» **Written instruction**
From the entries below, extract every line that includes the word "behind".

•••••

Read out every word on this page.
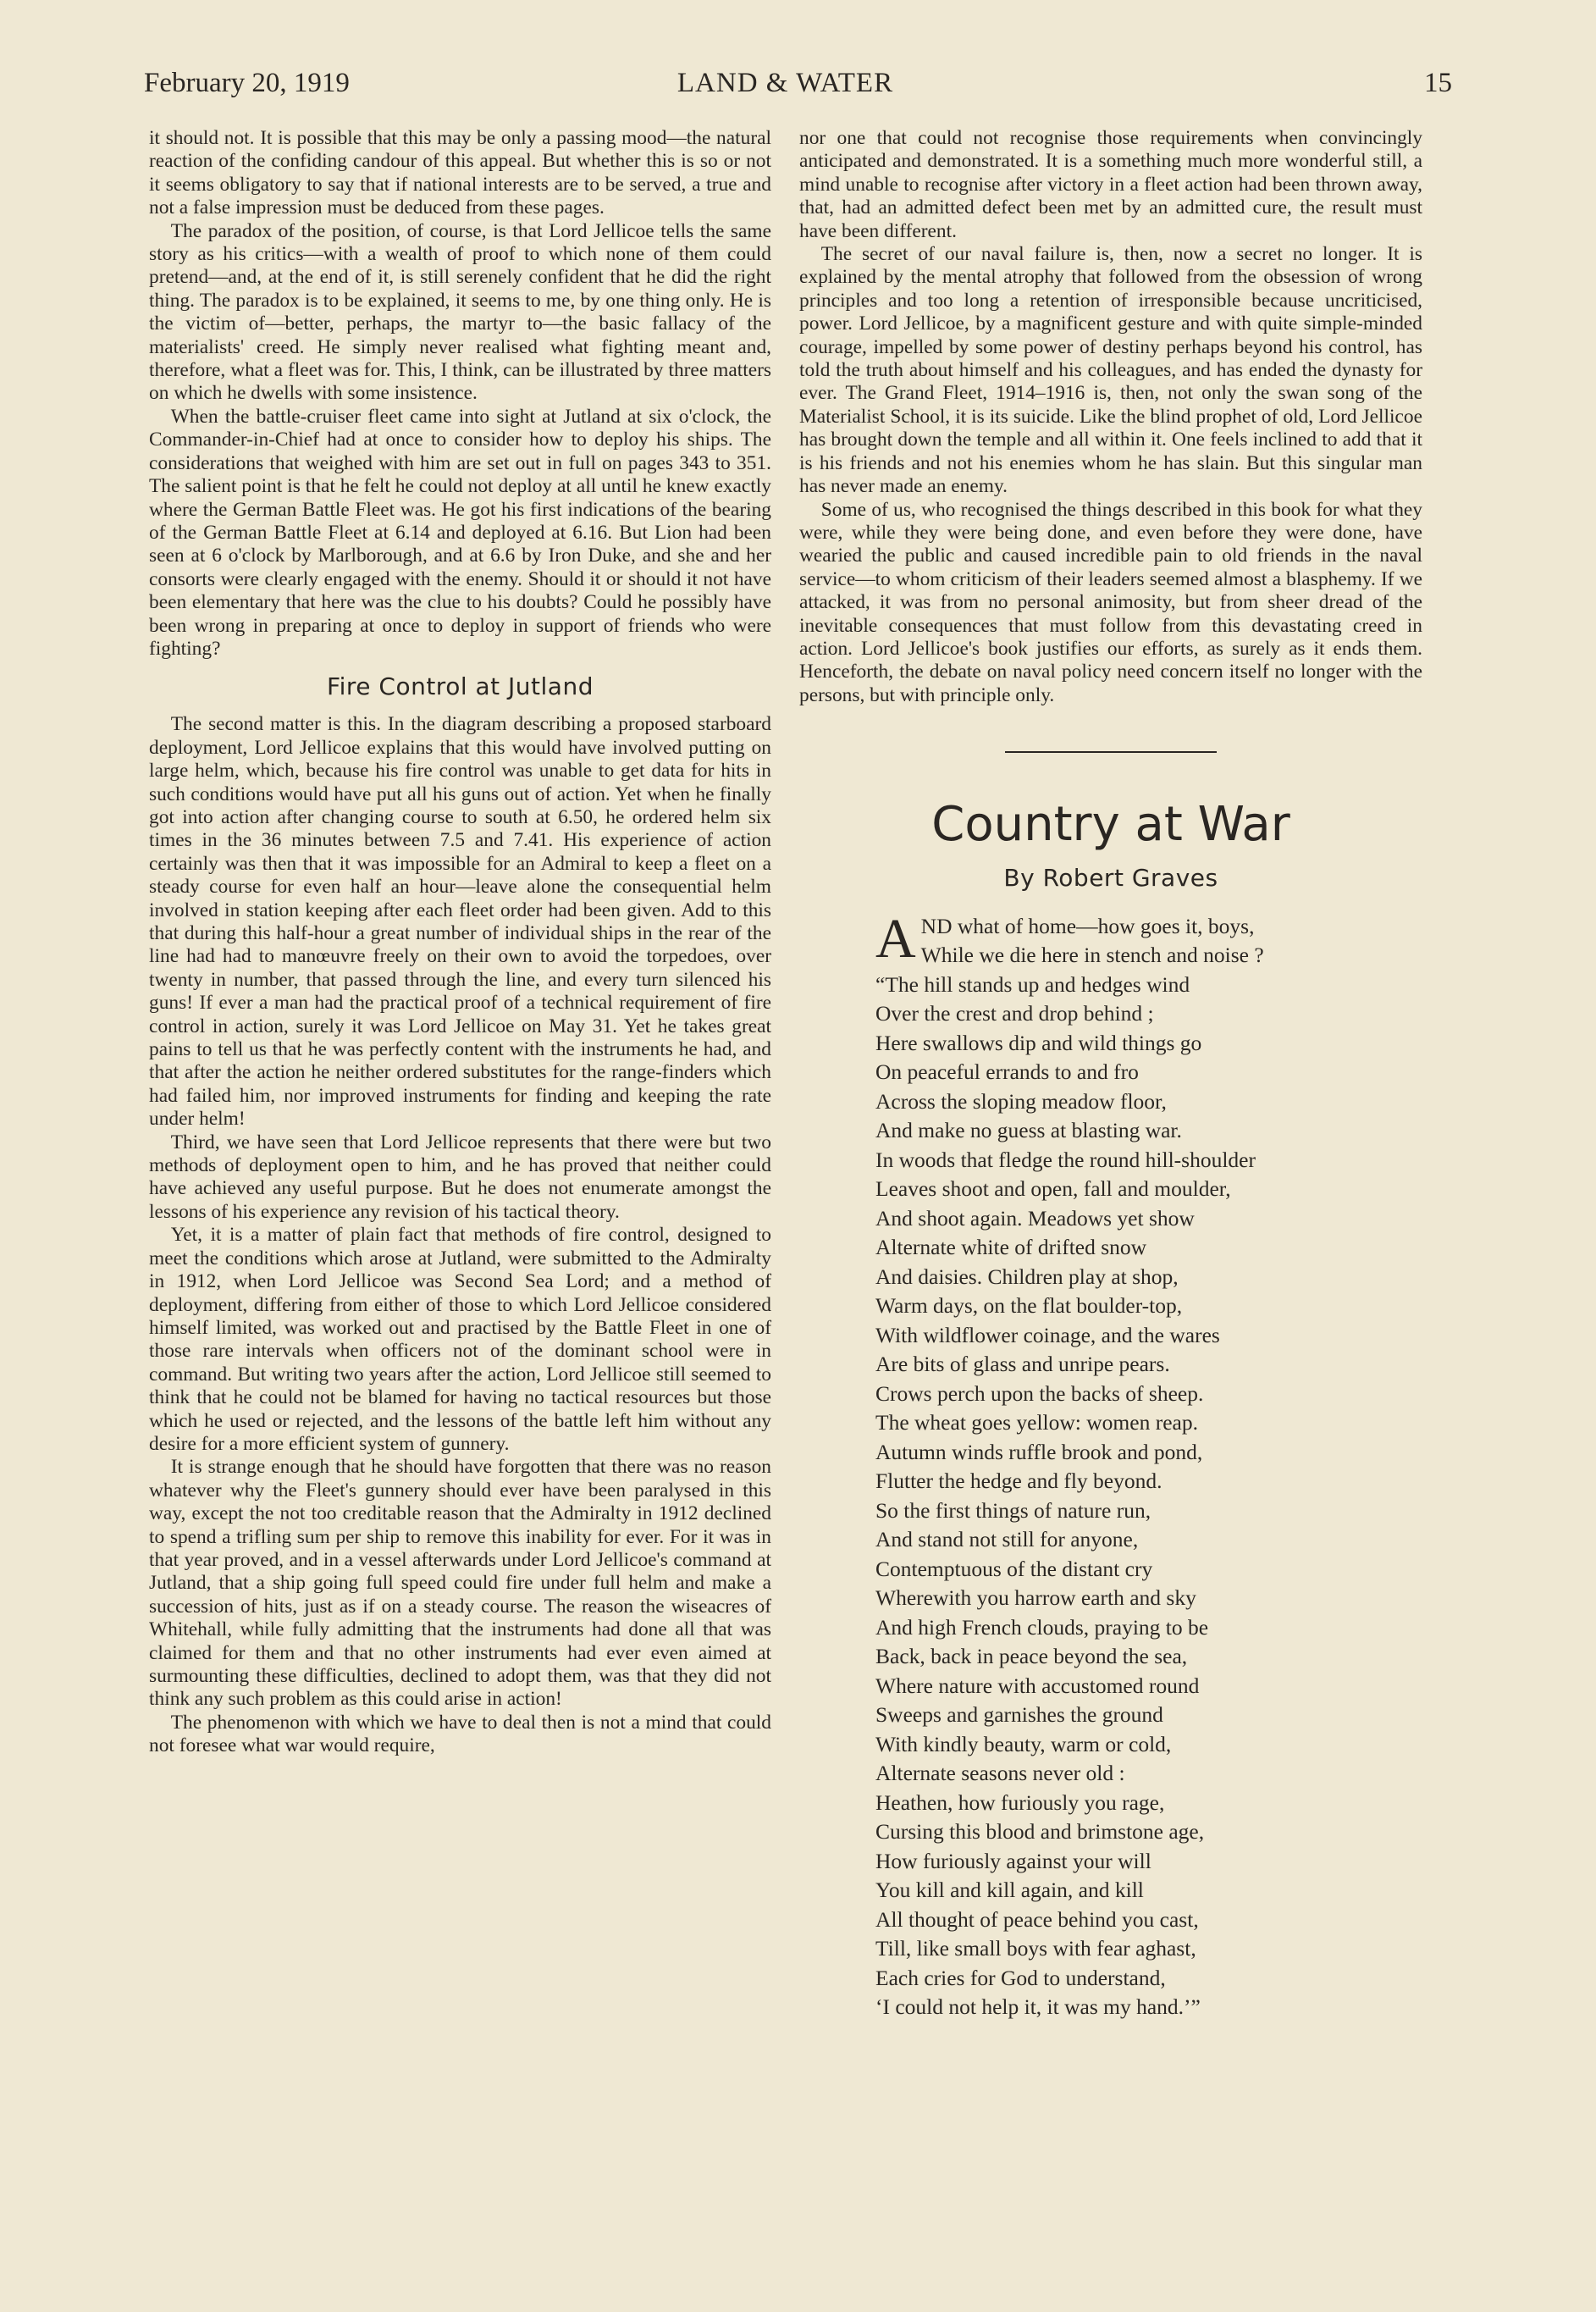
February 20, 1919	LAND & WATER	15

it should not. It is possible that this may be only a passing mood—the natural reaction of the confiding candour of this appeal. But whether this is so or not it seems obligatory to say that if national interests are to be served, a true and not a false impression must be deduced from these pages.

The paradox of the position, of course, is that Lord Jellicoe tells the same story as his critics—with a wealth of proof to which none of them could pretend—and, at the end of it, is still serenely confident that he did the right thing. The paradox is to be explained, it seems to me, by one thing only. He is the victim of—better, perhaps, the martyr to—the basic fallacy of the materialists' creed. He simply never realised what fighting meant and, therefore, what a fleet was for. This, I think, can be illustrated by three matters on which he dwells with some insistence.

When the battle-cruiser fleet came into sight at Jutland at six o'clock, the Commander-in-Chief had at once to consider how to deploy his ships. The considerations that weighed with him are set out in full on pages 343 to 351. The salient point is that he felt he could not deploy at all until he knew exactly where the German Battle Fleet was. He got his first indications of the bearing of the German Battle Fleet at 6.14 and deployed at 6.16. But Lion had been seen at 6 o'clock by Marlborough, and at 6.6 by Iron Duke, and she and her consorts were clearly engaged with the enemy. Should it or should it not have been elementary that here was the clue to his doubts? Could he possibly have been wrong in preparing at once to deploy in support of friends who were fighting?

Fire Control at Jutland

The second matter is this. In the diagram describing a proposed starboard deployment, Lord Jellicoe explains that this would have involved putting on large helm, which, because his fire control was unable to get data for hits in such conditions would have put all his guns out of action. Yet when he finally got into action after changing course to south at 6.50, he ordered helm six times in the 36 minutes between 7.5 and 7.41. His experience of action certainly was then that it was impossible for an Admiral to keep a fleet on a steady course for even half an hour—leave alone the consequential helm involved in station keeping after each fleet order had been given. Add to this that during this half-hour a great number of individual ships in the rear of the line had had to manœuvre freely on their own to avoid the torpedoes, over twenty in number, that passed through the line, and every turn silenced his guns! If ever a man had the practical proof of a technical requirement of fire control in action, surely it was Lord Jellicoe on May 31. Yet he takes great pains to tell us that he was perfectly content with the instruments he had, and that after the action he neither ordered substitutes for the range-finders which had failed him, nor improved instruments for finding and keeping the rate under helm!

Third, we have seen that Lord Jellicoe represents that there were but two methods of deployment open to him, and he has proved that neither could have achieved any useful purpose. But he does not enumerate amongst the lessons of his experience any revision of his tactical theory.

Yet, it is a matter of plain fact that methods of fire control, designed to meet the conditions which arose at Jutland, were submitted to the Admiralty in 1912, when Lord Jellicoe was Second Sea Lord; and a method of deployment, differing from either of those to which Lord Jellicoe considered himself limited, was worked out and practised by the Battle Fleet in one of those rare intervals when officers not of the dominant school were in command. But writing two years after the action, Lord Jellicoe still seemed to think that he could not be blamed for having no tactical resources but those which he used or rejected, and the lessons of the battle left him without any desire for a more efficient system of gunnery.

It is strange enough that he should have forgotten that there was no reason whatever why the Fleet's gunnery should ever have been paralysed in this way, except the not too creditable reason that the Admiralty in 1912 declined to spend a trifling sum per ship to remove this inability for ever. For it was in that year proved, and in a vessel afterwards under Lord Jellicoe's command at Jutland, that a ship going full speed could fire under full helm and make a succession of hits, just as if on a steady course. The reason the wiseacres of Whitehall, while fully admitting that the instruments had done all that was claimed for them and that no other instruments had ever even aimed at surmounting these difficulties, declined to adopt them, was that they did not think any such problem as this could arise in action!

The phenomenon with which we have to deal then is not a mind that could not foresee what war would require,

nor one that could not recognise those requirements when convincingly anticipated and demonstrated. It is a something much more wonderful still, a mind unable to recognise after victory in a fleet action had been thrown away, that, had an admitted defect been met by an admitted cure, the result must have been different.

The secret of our naval failure is, then, now a secret no longer. It is explained by the mental atrophy that followed from the obsession of wrong principles and too long a retention of irresponsible because uncriticised, power. Lord Jellicoe, by a magnificent gesture and with quite simple-minded courage, impelled by some power of destiny perhaps beyond his control, has told the truth about himself and his colleagues, and has ended the dynasty for ever. The Grand Fleet, 1914–1916 is, then, not only the swan song of the Materialist School, it is its suicide. Like the blind prophet of old, Lord Jellicoe has brought down the temple and all within it. One feels inclined to add that it is his friends and not his enemies whom he has slain. But this singular man has never made an enemy.

Some of us, who recognised the things described in this book for what they were, while they were being done, and even before they were done, have wearied the public and caused incredible pain to old friends in the naval service—to whom criticism of their leaders seemed almost a blasphemy. If we attacked, it was from no personal animosity, but from sheer dread of the inevitable consequences that must follow from this devastating creed in action. Lord Jellicoe's book justifies our efforts, as surely as it ends them. Henceforth, the debate on naval policy need concern itself no longer with the persons, but with principle only.

Country at War
By Robert Graves
AND what of home—how goes it, boys,
While we die here in stench and noise ?
“The hill stands up and hedges wind
Over the crest and drop behind ;
Here swallows dip and wild things go
On peaceful errands to and fro
Across the sloping meadow floor,
And make no guess at blasting war.
In woods that fledge the round hill-shoulder
Leaves shoot and open, fall and moulder,
And shoot again. Meadows yet show
Alternate white of drifted snow
And daisies. Children play at shop,
Warm days, on the flat boulder-top,
With wildflower coinage, and the wares
Are bits of glass and unripe pears.
Crows perch upon the backs of sheep.
The wheat goes yellow: women reap.
Autumn winds ruffle brook and pond,
Flutter the hedge and fly beyond.
So the first things of nature run,
And stand not still for anyone,
Contemptuous of the distant cry
Wherewith you harrow earth and sky
And high French clouds, praying to be
Back, back in peace beyond the sea,
Where nature with accustomed round
Sweeps and garnishes the ground
With kindly beauty, warm or cold,
Alternate seasons never old :
Heathen, how furiously you rage,
Cursing this blood and brimstone age,
How furiously against your will
You kill and kill again, and kill
All thought of peace behind you cast,
Till, like small boys with fear aghast,
Each cries for God to understand,
‘I could not help it, it was my hand.’”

•••••

» **Response to this exercise**
Over the crest and drop behind ;
All thought of peace behind you cast,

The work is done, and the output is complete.